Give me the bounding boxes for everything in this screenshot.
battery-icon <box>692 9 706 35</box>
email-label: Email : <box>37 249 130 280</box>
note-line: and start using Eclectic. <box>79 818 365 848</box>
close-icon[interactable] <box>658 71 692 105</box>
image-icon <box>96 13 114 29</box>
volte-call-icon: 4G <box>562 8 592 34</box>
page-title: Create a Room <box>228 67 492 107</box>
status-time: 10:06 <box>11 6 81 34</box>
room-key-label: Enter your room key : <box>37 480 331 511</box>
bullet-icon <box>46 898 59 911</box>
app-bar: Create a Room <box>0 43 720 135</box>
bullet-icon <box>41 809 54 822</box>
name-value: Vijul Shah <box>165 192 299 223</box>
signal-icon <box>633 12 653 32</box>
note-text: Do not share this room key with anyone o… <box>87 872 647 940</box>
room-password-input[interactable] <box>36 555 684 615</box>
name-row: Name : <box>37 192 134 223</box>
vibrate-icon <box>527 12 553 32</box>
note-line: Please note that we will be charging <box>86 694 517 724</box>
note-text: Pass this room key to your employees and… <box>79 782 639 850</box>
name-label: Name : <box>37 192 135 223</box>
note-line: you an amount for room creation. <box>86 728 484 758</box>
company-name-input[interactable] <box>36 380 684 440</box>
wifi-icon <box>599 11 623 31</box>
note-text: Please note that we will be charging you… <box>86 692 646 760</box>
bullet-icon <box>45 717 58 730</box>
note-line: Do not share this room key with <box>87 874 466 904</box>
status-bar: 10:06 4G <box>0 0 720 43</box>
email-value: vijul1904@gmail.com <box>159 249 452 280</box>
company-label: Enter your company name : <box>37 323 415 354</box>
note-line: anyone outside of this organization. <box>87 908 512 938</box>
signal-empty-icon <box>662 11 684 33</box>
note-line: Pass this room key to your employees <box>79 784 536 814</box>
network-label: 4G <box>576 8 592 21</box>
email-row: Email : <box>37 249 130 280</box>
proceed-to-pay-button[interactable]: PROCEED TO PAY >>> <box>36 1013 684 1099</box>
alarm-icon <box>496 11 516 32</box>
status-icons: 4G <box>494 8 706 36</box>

Task brief => Reproduce every line of the records above word for word, in their original order.

Response below =>
Give me the bounding boxes for everything in this screenshot.
battery-icon <box>692 9 706 35</box>
email-label: Email : <box>37 249 130 280</box>
note-line: and start using Eclectic. <box>79 818 365 848</box>
close-icon[interactable] <box>658 71 692 105</box>
image-icon <box>96 13 114 29</box>
volte-call-icon: 4G <box>562 8 592 34</box>
page-title: Create a Room <box>228 67 492 107</box>
status-time: 10:06 <box>11 6 81 34</box>
room-key-label: Enter your room key : <box>37 480 331 511</box>
bullet-icon <box>46 898 59 911</box>
app-bar: Create a Room <box>0 43 720 135</box>
bullet-icon <box>41 809 54 822</box>
name-value: Vijul Shah <box>165 192 299 223</box>
signal-icon <box>633 12 653 32</box>
note-text: Do not share this room key with anyone o… <box>87 872 647 940</box>
room-password-input[interactable] <box>36 555 684 615</box>
name-row: Name : <box>37 192 134 223</box>
vibrate-icon <box>527 12 553 32</box>
note-line: Please note that we will be charging <box>86 694 517 724</box>
note-text: Pass this room key to your employees and… <box>79 782 639 850</box>
name-label: Name : <box>37 192 135 223</box>
note-line: you an amount for room creation. <box>86 728 484 758</box>
company-name-input[interactable] <box>36 380 684 440</box>
wifi-icon <box>599 11 623 31</box>
note-text: Please note that we will be charging you… <box>86 692 646 760</box>
bullet-icon <box>45 717 58 730</box>
note-line: Do not share this room key with <box>87 874 466 904</box>
status-bar: 10:06 4G <box>0 0 720 43</box>
email-value: vijul1904@gmail.com <box>159 249 452 280</box>
company-label: Enter your company name : <box>37 323 415 354</box>
note-line: anyone outside of this organization. <box>87 908 512 938</box>
signal-empty-icon <box>662 11 684 33</box>
note-line: Pass this room key to your employees <box>79 784 536 814</box>
network-label: 4G <box>576 8 592 21</box>
email-row: Email : <box>37 249 130 280</box>
proceed-to-pay-button[interactable]: PROCEED TO PAY >>> <box>36 1013 684 1099</box>
alarm-icon <box>496 11 516 32</box>
status-icons: 4G <box>494 8 706 36</box>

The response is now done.